→ **Objective**
Reproduce, word for word, the records from their first line through the line that contains "- row-value: 64: [925, 195, 948, 218]", with both of those lines included.

→ **Dataset**
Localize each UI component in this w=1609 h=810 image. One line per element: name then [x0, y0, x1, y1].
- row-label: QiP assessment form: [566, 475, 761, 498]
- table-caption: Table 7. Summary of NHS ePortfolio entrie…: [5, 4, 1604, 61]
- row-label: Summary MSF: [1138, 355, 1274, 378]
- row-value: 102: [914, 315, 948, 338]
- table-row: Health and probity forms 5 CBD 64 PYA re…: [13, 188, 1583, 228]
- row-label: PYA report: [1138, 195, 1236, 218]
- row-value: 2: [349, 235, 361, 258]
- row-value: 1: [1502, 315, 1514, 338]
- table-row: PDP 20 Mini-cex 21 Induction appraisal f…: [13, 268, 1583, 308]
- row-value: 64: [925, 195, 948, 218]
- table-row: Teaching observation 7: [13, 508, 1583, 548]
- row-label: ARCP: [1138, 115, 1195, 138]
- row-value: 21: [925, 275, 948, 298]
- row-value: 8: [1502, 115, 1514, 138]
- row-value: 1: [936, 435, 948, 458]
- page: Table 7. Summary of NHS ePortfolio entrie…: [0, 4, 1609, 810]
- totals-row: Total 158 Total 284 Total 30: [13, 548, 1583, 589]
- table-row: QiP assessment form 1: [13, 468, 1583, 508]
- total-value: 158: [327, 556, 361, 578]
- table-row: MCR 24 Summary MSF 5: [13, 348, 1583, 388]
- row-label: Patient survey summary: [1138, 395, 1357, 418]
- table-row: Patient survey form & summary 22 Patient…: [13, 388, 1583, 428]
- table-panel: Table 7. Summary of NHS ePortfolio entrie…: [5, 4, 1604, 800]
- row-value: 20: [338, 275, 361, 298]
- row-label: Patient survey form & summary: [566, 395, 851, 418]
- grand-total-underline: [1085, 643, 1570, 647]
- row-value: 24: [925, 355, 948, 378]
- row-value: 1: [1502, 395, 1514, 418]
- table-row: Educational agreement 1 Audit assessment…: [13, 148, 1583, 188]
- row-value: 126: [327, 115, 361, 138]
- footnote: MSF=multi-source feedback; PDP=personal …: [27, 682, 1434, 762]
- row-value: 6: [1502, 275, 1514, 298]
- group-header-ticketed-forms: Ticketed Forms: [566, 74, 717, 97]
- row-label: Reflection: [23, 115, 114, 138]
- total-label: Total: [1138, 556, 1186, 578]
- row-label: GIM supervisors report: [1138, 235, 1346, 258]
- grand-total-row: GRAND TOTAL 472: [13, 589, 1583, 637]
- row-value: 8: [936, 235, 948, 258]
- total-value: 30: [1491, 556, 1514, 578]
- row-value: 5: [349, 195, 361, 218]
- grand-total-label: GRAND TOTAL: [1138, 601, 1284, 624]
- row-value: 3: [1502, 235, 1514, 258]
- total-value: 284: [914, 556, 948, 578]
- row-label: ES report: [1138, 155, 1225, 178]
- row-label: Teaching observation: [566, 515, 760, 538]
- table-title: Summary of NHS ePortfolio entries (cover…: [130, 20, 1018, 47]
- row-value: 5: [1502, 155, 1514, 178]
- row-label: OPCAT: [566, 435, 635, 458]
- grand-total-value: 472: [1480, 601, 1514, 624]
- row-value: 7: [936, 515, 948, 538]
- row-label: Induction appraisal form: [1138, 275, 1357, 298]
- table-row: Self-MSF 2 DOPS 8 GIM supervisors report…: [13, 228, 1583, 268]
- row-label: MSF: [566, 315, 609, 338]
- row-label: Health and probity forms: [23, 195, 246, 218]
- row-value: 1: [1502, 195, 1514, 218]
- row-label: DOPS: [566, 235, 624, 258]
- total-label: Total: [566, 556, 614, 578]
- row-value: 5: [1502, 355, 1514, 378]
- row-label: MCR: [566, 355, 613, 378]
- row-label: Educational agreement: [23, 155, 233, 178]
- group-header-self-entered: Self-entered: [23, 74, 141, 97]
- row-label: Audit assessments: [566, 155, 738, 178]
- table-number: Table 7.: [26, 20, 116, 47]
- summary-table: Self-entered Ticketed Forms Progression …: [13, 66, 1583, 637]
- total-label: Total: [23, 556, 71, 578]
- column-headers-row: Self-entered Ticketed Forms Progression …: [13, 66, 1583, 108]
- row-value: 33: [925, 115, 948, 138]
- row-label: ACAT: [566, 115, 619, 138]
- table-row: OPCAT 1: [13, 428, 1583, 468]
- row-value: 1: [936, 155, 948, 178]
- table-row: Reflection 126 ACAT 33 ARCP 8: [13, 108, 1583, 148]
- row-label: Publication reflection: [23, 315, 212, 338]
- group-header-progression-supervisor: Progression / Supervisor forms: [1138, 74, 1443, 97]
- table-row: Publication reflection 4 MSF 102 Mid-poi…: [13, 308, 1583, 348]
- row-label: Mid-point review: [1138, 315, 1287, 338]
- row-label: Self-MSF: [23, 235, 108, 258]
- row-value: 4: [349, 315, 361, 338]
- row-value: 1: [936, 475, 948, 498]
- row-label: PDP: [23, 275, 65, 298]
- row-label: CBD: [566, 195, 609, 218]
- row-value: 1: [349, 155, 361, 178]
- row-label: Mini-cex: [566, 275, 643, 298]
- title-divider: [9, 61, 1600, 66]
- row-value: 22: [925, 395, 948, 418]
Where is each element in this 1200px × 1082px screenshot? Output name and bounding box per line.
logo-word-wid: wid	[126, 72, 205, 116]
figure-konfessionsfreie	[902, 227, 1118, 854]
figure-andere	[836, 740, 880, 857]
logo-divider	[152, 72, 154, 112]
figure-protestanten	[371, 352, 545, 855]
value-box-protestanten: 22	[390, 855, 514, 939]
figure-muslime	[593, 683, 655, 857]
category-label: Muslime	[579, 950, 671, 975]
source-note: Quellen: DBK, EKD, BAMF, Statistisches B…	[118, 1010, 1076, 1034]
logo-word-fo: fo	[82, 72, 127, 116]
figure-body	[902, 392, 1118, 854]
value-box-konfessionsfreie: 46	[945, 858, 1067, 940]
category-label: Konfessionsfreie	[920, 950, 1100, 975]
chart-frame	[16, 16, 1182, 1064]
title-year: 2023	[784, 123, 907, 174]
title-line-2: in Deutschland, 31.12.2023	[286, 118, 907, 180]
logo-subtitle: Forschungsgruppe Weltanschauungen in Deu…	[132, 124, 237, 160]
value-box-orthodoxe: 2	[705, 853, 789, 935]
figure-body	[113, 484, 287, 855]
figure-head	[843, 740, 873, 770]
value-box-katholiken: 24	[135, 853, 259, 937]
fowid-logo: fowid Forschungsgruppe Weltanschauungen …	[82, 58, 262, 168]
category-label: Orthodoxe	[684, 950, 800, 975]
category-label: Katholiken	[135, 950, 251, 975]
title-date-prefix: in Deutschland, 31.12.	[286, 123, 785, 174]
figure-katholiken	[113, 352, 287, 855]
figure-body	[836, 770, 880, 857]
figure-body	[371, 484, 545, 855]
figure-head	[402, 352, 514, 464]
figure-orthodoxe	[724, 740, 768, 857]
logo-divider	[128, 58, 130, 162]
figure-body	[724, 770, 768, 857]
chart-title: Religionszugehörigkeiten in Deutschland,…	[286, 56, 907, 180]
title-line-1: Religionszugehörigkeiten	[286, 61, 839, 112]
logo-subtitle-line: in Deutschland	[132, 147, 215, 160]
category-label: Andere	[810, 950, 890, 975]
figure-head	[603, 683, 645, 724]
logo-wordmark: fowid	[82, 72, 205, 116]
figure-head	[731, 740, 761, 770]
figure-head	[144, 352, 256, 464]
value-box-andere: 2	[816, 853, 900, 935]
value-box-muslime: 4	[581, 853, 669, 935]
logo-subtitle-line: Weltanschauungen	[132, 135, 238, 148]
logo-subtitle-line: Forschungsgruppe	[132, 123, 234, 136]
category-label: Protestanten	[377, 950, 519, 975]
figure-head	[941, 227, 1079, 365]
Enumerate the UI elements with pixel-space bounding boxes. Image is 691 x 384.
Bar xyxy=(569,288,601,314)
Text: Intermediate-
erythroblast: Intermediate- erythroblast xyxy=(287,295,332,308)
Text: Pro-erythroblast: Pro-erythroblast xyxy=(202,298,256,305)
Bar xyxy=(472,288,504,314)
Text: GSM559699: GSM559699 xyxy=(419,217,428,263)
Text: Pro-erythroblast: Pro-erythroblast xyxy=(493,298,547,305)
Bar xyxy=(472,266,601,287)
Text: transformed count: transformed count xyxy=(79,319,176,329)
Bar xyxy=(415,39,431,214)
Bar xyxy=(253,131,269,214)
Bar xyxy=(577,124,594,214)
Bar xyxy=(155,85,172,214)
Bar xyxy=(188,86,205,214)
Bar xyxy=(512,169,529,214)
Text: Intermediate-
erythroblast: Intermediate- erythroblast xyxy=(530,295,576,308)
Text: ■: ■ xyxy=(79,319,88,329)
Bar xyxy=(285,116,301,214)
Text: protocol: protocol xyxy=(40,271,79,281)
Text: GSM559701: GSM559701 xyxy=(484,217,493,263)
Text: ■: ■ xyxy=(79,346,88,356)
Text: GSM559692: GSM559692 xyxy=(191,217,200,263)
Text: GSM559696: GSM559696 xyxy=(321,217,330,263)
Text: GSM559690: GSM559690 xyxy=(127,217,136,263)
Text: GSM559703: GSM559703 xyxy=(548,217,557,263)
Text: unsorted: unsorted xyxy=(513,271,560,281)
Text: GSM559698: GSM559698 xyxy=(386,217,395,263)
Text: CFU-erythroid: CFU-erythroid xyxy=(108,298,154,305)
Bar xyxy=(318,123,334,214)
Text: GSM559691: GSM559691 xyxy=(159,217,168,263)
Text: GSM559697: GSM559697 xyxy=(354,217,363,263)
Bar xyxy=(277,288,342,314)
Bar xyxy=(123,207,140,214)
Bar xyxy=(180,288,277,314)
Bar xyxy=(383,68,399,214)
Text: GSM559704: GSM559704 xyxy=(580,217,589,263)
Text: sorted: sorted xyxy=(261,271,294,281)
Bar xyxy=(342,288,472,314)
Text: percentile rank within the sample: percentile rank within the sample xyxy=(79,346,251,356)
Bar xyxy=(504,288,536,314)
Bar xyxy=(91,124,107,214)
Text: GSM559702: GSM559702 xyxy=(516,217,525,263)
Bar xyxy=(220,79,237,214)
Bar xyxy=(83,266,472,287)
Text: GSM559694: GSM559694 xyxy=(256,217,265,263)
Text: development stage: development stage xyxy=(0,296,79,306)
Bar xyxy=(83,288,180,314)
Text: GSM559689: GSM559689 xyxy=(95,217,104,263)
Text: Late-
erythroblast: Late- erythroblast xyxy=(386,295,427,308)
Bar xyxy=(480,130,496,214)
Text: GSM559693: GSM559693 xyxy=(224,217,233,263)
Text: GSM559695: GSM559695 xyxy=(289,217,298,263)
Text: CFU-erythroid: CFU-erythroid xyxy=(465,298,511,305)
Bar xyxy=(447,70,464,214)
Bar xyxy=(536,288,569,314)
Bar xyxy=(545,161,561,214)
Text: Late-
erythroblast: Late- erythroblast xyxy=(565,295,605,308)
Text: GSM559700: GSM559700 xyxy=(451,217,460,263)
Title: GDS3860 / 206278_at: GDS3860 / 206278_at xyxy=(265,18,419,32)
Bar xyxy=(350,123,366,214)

→ **Output below**
Localize each UI component in this w=1609 h=810 image. One line per element: name then [x0, y0, x1, y1].
- row-label: QiP assessment form: [566, 475, 761, 498]
- table-caption: Table 7. Summary of NHS ePortfolio entrie…: [5, 4, 1604, 61]
- row-label: Summary MSF: [1138, 355, 1274, 378]
- row-value: 102: [914, 315, 948, 338]
- table-row: Health and probity forms 5 CBD 64 PYA re…: [13, 188, 1583, 228]
- row-label: PYA report: [1138, 195, 1236, 218]
- row-value: 2: [349, 235, 361, 258]
- row-value: 1: [1502, 315, 1514, 338]
- table-row: PDP 20 Mini-cex 21 Induction appraisal f…: [13, 268, 1583, 308]
- row-value: 64: [925, 195, 948, 218]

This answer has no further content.